* _Prompt_
Filter this material down to the lines that hold "Родниковская", copying each one.

— START Data —

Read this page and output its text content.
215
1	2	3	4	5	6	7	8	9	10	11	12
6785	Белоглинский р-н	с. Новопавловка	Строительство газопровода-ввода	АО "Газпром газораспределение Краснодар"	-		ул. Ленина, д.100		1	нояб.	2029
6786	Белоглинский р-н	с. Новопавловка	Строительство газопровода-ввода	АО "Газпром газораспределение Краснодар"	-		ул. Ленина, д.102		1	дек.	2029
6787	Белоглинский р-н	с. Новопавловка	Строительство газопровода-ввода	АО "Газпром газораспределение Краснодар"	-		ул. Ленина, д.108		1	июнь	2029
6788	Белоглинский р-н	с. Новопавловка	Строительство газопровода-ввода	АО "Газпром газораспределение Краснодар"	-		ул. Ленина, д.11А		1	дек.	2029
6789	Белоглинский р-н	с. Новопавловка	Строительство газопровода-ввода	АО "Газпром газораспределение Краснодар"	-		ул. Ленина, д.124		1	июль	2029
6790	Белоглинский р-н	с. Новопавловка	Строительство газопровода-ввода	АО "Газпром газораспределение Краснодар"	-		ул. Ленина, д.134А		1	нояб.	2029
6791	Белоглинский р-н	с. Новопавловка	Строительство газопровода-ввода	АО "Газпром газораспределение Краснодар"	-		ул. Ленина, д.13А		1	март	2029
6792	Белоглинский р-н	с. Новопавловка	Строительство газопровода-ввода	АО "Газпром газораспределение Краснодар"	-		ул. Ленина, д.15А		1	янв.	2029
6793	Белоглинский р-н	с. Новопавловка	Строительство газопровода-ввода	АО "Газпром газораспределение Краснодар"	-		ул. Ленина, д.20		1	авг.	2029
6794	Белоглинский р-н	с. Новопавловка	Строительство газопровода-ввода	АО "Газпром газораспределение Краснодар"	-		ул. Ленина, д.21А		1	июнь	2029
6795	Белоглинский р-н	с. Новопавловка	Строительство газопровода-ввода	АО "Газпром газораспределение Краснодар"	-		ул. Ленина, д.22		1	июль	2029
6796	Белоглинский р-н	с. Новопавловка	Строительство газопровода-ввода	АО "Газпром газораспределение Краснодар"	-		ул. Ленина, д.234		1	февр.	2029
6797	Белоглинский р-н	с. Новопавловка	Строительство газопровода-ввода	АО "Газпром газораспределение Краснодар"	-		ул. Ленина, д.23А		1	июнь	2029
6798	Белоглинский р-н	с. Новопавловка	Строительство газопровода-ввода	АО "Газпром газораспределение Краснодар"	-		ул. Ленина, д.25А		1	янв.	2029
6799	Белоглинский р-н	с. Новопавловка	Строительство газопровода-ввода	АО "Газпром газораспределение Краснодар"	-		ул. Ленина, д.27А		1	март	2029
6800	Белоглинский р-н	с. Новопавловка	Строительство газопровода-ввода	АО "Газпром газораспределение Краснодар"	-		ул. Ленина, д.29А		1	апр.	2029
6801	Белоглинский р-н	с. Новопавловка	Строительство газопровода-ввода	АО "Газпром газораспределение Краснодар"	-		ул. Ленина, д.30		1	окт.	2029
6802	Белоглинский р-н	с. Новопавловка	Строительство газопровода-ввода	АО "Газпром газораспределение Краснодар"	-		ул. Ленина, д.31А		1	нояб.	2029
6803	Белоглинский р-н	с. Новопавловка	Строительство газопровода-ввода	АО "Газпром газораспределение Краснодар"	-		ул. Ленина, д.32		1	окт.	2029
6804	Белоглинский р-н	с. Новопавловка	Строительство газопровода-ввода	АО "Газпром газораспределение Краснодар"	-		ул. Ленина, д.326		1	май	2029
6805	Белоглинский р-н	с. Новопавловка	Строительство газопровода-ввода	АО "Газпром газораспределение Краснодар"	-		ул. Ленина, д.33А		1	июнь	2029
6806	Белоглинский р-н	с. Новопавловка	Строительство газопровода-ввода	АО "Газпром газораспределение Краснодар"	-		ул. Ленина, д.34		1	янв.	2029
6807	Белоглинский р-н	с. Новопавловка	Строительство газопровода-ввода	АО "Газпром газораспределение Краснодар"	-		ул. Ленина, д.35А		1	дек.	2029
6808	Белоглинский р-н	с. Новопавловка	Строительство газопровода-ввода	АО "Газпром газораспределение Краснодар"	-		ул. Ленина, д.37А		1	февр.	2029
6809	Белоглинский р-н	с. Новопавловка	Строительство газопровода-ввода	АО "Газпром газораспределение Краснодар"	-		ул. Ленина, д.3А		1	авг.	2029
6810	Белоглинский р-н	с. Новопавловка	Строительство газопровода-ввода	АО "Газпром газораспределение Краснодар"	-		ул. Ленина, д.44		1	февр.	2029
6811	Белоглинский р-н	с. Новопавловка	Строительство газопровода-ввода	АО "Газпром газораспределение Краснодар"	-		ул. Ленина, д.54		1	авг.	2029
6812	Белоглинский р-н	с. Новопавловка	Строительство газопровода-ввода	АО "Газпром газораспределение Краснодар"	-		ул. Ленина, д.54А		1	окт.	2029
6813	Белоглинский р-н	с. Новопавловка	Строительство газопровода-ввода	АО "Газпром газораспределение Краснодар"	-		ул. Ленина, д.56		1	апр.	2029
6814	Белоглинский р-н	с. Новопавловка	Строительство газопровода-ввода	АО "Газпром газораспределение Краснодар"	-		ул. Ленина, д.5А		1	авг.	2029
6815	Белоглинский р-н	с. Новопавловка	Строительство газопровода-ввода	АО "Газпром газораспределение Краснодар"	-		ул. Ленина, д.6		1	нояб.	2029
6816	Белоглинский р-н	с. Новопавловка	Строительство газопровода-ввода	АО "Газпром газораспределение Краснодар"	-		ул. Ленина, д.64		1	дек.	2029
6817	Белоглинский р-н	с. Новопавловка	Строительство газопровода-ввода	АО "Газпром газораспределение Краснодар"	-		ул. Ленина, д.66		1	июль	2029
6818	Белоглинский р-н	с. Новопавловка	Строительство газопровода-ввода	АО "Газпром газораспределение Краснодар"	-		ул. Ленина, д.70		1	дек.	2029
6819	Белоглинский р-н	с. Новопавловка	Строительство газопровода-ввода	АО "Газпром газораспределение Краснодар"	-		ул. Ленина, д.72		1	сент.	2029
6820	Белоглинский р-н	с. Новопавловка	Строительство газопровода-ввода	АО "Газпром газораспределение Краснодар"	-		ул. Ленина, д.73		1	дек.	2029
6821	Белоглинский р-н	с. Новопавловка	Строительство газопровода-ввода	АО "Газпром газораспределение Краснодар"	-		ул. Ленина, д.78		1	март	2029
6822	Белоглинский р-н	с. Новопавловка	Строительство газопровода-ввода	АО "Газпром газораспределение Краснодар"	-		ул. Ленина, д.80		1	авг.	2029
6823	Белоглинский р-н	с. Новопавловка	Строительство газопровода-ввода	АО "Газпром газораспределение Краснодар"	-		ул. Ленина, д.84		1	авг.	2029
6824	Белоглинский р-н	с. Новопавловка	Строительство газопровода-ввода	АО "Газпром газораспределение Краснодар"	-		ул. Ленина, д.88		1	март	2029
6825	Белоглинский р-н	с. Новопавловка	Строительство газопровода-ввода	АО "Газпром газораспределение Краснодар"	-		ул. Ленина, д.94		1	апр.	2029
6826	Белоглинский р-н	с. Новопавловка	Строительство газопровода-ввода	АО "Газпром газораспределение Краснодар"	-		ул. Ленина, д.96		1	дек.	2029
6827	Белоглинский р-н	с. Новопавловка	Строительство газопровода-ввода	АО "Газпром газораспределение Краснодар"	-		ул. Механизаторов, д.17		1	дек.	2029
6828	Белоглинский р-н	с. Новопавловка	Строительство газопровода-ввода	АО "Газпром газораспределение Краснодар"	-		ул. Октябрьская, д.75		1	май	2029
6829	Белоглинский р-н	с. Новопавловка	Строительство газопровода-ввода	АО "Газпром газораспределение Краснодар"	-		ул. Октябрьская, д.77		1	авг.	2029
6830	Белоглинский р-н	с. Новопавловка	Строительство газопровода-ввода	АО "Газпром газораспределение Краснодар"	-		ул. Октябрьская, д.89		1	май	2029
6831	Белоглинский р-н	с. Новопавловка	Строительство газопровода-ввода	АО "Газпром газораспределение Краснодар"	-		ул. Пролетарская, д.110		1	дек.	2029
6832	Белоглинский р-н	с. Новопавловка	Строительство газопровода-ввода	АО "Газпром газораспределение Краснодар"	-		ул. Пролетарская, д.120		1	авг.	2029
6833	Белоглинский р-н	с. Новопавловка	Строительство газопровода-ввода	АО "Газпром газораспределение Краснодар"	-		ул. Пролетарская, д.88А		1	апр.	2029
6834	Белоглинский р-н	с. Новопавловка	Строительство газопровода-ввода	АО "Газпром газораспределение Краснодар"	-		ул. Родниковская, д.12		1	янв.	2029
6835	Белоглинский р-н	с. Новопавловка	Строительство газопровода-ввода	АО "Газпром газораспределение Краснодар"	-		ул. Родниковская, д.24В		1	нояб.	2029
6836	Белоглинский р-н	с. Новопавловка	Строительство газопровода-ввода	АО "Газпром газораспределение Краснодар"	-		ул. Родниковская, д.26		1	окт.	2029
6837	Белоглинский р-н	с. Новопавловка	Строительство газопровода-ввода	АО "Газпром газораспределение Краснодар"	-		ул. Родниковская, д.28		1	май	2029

— END Data —

* _Finished task_
6834	Белоглинский р-н	с. Новопавловка	Строительство газопровода-ввода	АО "Газпром газораспределение Краснодар"	-		ул. Родниковская, д.12		1	янв.	2029
6835	Белоглинский р-н	с. Новопавловка	Строительство газопровода-ввода	АО "Газпром газораспределение Краснодар"	-		ул. Родниковская, д.24В		1	нояб.	2029
6836	Белоглинский р-н	с. Новопавловка	Строительство газопровода-ввода	АО "Газпром газораспределение Краснодар"	-		ул. Родниковская, д.26		1	окт.	2029
6837	Белоглинский р-н	с. Новопавловка	Строительство газопровода-ввода	АО "Газпром газораспределение Краснодар"	-		ул. Родниковская, д.28		1	май	2029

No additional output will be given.